*Set exercise:* In the entries below, count each line holding the word "FUTURES". Answer with the total alone.

--- start of Data for this task ---

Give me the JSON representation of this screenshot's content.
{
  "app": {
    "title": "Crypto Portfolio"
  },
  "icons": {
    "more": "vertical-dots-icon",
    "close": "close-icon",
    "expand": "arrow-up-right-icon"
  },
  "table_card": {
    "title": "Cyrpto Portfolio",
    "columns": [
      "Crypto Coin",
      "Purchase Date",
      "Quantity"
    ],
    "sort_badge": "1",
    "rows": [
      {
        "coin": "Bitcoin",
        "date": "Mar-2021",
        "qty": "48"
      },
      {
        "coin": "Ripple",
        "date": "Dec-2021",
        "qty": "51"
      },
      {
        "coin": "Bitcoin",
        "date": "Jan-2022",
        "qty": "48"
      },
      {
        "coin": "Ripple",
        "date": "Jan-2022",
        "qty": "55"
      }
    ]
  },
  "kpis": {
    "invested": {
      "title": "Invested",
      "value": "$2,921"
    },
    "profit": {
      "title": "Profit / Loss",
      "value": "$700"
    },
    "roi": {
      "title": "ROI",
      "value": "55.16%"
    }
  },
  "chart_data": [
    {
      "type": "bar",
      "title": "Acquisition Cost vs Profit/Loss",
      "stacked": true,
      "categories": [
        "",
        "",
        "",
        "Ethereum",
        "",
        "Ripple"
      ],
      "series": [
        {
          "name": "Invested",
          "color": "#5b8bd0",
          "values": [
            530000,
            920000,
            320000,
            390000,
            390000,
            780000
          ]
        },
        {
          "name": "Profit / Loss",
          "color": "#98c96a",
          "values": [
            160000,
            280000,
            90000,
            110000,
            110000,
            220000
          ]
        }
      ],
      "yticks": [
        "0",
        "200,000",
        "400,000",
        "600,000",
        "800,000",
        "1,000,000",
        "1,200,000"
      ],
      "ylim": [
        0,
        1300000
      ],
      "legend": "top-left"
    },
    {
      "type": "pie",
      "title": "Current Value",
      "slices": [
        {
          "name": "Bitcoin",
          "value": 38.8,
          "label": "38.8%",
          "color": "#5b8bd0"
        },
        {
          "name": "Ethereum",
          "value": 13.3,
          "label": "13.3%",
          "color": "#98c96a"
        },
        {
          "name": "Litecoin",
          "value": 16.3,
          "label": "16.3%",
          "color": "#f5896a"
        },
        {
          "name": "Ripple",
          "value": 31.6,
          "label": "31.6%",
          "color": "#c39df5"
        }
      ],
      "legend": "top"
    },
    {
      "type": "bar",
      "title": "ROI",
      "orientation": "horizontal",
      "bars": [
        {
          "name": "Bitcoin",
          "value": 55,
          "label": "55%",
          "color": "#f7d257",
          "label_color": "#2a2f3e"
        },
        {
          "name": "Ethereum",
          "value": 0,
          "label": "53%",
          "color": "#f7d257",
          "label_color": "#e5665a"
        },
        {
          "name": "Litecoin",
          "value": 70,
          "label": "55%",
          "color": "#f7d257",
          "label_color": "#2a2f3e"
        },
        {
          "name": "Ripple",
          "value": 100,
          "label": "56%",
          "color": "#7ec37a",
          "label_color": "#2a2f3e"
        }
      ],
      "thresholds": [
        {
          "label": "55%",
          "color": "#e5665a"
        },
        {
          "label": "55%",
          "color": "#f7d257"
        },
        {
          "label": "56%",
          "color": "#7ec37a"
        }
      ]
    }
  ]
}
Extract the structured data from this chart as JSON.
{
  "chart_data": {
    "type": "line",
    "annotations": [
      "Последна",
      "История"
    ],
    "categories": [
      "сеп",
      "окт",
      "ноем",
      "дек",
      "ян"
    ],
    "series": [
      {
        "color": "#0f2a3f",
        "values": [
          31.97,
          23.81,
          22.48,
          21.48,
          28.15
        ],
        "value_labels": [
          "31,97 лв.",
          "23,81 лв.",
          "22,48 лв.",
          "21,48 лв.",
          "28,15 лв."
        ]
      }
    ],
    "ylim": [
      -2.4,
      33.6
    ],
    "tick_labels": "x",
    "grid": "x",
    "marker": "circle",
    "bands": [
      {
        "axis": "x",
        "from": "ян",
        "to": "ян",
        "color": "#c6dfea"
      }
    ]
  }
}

--- end of Data for this task ---
--- start of Data for this task ---

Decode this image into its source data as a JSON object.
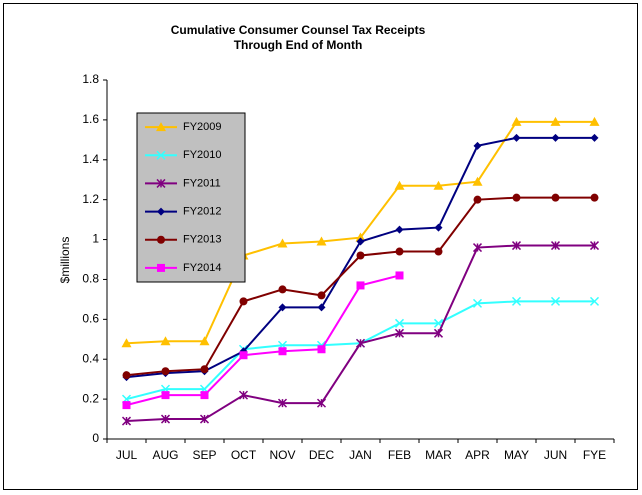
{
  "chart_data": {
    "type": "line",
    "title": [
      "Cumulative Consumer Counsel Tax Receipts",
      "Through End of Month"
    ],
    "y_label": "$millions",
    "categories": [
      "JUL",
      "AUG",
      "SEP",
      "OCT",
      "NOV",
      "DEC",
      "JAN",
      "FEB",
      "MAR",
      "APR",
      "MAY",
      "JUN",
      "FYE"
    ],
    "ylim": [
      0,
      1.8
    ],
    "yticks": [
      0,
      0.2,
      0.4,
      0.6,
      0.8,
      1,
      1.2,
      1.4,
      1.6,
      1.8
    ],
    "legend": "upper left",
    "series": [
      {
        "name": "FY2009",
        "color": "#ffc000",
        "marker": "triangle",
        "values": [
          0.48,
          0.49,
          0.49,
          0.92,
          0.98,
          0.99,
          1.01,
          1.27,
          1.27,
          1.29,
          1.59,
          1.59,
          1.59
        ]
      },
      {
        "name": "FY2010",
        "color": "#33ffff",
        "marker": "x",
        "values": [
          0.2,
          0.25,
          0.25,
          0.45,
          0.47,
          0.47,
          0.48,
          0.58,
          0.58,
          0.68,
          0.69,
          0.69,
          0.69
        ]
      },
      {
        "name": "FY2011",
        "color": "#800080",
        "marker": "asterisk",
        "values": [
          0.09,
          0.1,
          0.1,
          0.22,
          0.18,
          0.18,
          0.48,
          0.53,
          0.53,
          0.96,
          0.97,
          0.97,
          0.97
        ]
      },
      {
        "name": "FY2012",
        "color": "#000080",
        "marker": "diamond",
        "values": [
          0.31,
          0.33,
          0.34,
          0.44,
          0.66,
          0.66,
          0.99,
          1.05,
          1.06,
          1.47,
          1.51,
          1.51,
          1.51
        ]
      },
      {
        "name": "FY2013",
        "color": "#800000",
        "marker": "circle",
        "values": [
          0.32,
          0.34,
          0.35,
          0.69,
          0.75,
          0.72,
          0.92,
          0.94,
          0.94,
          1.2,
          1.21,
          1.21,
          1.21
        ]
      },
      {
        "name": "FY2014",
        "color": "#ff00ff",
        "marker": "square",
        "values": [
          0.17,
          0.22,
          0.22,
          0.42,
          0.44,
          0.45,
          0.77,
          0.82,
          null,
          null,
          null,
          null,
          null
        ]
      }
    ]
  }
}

--- end of Data for this task ---
--- start of Data for this task ---

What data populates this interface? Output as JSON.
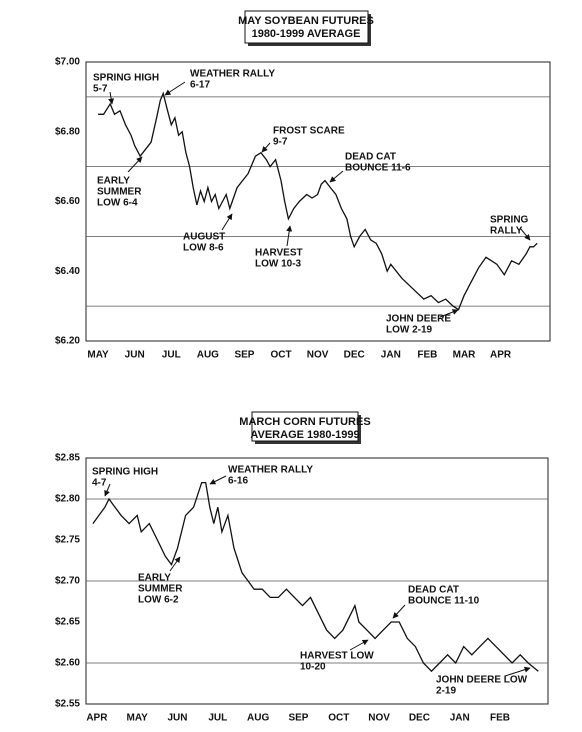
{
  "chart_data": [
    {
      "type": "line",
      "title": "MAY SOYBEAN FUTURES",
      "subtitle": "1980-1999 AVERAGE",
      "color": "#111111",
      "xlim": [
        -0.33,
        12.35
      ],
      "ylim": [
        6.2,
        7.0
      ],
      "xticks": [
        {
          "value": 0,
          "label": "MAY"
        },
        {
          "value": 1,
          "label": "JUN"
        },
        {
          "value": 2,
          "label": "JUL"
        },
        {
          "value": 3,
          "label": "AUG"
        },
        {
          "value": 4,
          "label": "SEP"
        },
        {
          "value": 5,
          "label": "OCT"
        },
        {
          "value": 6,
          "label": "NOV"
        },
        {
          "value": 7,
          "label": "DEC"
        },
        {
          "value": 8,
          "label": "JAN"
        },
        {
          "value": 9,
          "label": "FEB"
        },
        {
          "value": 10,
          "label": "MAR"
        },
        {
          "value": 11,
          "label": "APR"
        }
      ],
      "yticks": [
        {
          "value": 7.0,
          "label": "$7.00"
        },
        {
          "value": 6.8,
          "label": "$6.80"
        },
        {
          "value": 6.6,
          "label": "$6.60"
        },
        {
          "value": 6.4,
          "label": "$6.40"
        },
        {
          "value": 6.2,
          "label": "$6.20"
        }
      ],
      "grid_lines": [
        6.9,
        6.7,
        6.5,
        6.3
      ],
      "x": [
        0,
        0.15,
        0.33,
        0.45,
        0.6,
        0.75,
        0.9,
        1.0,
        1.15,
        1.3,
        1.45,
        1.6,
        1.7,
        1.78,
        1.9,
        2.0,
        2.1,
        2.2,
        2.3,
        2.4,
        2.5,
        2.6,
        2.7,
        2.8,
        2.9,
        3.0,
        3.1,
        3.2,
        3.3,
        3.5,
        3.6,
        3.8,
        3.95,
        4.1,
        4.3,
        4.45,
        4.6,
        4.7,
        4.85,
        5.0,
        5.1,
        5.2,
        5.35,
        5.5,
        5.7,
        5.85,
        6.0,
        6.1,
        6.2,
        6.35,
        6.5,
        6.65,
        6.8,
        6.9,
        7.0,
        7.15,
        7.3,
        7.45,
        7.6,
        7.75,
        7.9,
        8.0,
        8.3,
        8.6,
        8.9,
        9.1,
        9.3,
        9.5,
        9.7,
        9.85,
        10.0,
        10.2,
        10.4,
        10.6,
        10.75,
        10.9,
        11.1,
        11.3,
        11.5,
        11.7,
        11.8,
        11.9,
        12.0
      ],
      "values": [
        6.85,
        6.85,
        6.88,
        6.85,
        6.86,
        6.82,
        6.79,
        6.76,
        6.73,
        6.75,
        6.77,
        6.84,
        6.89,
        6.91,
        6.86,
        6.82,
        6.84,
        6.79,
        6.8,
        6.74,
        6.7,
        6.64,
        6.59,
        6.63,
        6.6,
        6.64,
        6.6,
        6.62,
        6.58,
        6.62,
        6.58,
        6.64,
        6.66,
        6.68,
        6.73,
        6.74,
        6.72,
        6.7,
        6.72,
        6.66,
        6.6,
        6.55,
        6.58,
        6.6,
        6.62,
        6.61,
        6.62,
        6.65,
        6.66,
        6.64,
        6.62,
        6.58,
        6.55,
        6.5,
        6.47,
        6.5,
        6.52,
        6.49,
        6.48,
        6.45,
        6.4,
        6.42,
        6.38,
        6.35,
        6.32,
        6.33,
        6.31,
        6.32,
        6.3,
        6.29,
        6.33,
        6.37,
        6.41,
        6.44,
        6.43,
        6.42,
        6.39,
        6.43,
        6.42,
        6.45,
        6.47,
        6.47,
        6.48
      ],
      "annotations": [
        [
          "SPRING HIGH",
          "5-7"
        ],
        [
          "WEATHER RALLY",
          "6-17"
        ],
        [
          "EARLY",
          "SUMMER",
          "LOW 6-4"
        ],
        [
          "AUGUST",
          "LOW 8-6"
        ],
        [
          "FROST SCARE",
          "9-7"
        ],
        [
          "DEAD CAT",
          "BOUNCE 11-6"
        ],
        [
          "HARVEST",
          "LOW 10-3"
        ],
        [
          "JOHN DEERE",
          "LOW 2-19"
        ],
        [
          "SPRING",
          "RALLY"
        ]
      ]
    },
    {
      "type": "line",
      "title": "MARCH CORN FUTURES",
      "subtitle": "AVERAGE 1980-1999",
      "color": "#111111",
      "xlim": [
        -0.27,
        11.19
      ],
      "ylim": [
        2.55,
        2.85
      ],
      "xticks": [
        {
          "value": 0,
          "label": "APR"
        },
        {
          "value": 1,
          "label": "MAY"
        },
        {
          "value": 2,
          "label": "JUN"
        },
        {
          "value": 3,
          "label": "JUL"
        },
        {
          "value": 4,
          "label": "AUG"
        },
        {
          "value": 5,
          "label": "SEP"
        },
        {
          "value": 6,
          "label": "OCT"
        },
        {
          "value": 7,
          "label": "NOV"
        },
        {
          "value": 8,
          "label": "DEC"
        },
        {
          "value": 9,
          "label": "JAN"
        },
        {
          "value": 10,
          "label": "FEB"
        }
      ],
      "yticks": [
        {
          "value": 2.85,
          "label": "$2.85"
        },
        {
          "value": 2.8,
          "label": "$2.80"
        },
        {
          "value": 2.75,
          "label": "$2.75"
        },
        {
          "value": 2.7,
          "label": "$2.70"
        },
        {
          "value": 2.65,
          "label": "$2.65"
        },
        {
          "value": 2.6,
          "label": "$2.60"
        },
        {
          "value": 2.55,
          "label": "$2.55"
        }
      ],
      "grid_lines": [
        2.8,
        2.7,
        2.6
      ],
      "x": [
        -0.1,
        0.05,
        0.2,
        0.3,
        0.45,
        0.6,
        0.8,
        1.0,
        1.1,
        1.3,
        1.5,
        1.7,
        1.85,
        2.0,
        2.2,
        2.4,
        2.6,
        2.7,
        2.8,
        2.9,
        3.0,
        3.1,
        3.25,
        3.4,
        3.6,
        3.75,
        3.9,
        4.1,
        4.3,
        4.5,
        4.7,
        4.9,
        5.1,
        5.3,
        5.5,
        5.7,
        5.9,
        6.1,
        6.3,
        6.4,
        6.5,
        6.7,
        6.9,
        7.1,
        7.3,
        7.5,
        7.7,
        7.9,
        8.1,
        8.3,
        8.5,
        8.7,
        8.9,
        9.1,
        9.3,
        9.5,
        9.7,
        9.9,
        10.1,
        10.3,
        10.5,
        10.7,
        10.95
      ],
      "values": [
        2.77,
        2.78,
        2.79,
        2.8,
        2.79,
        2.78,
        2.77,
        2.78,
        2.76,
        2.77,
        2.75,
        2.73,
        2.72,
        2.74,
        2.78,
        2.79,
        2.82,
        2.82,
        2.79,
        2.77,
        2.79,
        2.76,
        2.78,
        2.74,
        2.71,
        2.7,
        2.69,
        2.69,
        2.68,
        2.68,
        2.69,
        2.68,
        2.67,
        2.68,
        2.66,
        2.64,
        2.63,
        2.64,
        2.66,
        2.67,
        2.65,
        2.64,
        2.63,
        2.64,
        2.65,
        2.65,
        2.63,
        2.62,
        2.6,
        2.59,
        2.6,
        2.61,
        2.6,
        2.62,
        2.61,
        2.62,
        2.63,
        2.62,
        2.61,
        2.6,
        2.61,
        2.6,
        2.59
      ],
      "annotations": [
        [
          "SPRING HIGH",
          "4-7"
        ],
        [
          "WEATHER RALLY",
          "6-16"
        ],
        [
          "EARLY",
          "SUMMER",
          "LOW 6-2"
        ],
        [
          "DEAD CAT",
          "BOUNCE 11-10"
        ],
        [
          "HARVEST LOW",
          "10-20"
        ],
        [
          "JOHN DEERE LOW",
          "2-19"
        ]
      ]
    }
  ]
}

--- end of Data for this task ---

*Result for this task:* 2